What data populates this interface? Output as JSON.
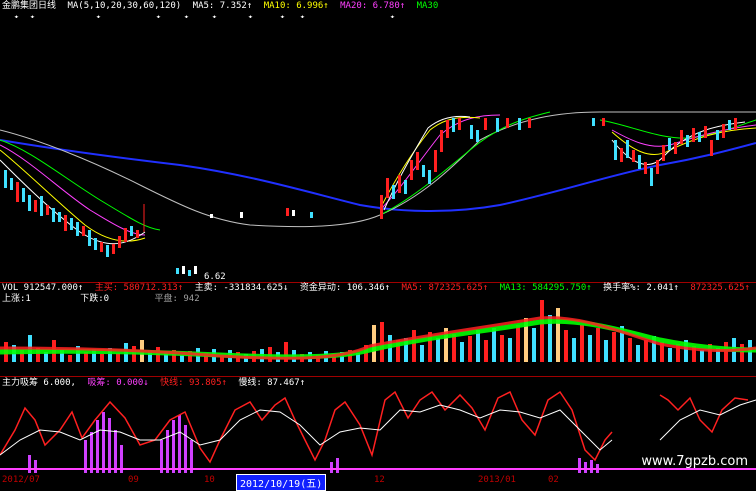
{
  "header": {
    "title": "金鹏集团日线",
    "ma_group": "MA(5,10,20,30,60,120)",
    "ma5": "MA5: 7.352↑",
    "ma10": "MA10: 6.996↑",
    "ma20": "MA20: 6.780↑",
    "ma30": "MA30"
  },
  "price_label": "6.62",
  "vol_row": {
    "vol": "VOL 912547.000↑",
    "main_buy": "主买: 580712.313↑",
    "main_sell": "主卖: -331834.625↓",
    "fund_flow": "资金异动: 106.346↑",
    "ma5": "MA5: 872325.625↑",
    "ma13": "MA13: 584295.750↑",
    "turnover": "换手率%: 2.041↑",
    "ma_extra": "872325.625↑"
  },
  "sub_row": {
    "up": "上涨:1",
    "down": "下跌:0",
    "flat": "平盘: 942"
  },
  "ind_row": {
    "name": "主力吸筹 6.000,",
    "absorb": "吸筹: 0.000↓",
    "fast": "快线: 93.805↑",
    "slow": "慢线: 87.467↑"
  },
  "date_axis": {
    "d1": "2012/07",
    "d2": "09",
    "d3": "10",
    "selected": "2012/10/19(五)",
    "d4": "12",
    "d5": "2013/01",
    "d6": "02"
  },
  "watermark": "www.7gpzb.com",
  "colors": {
    "up": "#ff2020",
    "down": "#40e0ff",
    "ma5": "#ffffff",
    "ma10": "#ffff00",
    "ma20": "#ff40ff",
    "ma30": "#00ff00",
    "ma60": "#c0c0c0",
    "ma120": "#2030ff"
  }
}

▶ [Task]:
Print out the material word for word, omitting the pictures.

▶ [Written response]:
What data populates this interface? Output as JSON.
{
  "header": {
    "title": "金鹏集团日线",
    "ma_group": "MA(5,10,20,30,60,120)",
    "ma5": "MA5: 7.352↑",
    "ma10": "MA10: 6.996↑",
    "ma20": "MA20: 6.780↑",
    "ma30": "MA30"
  },
  "price_label": "6.62",
  "vol_row": {
    "vol": "VOL 912547.000↑",
    "main_buy": "主买: 580712.313↑",
    "main_sell": "主卖: -331834.625↓",
    "fund_flow": "资金异动: 106.346↑",
    "ma5": "MA5: 872325.625↑",
    "ma13": "MA13: 584295.750↑",
    "turnover": "换手率%: 2.041↑",
    "ma_extra": "872325.625↑"
  },
  "sub_row": {
    "up": "上涨:1",
    "down": "下跌:0",
    "flat": "平盘: 942"
  },
  "ind_row": {
    "name": "主力吸筹 6.000,",
    "absorb": "吸筹: 0.000↓",
    "fast": "快线: 93.805↑",
    "slow": "慢线: 87.467↑"
  },
  "date_axis": {
    "d1": "2012/07",
    "d2": "09",
    "d3": "10",
    "selected": "2012/10/19(五)",
    "d4": "12",
    "d5": "2013/01",
    "d6": "02"
  },
  "watermark": "www.7gpzb.com",
  "colors": {
    "up": "#ff2020",
    "down": "#40e0ff",
    "ma5": "#ffffff",
    "ma10": "#ffff00",
    "ma20": "#ff40ff",
    "ma30": "#00ff00",
    "ma60": "#c0c0c0",
    "ma120": "#2030ff"
  }
}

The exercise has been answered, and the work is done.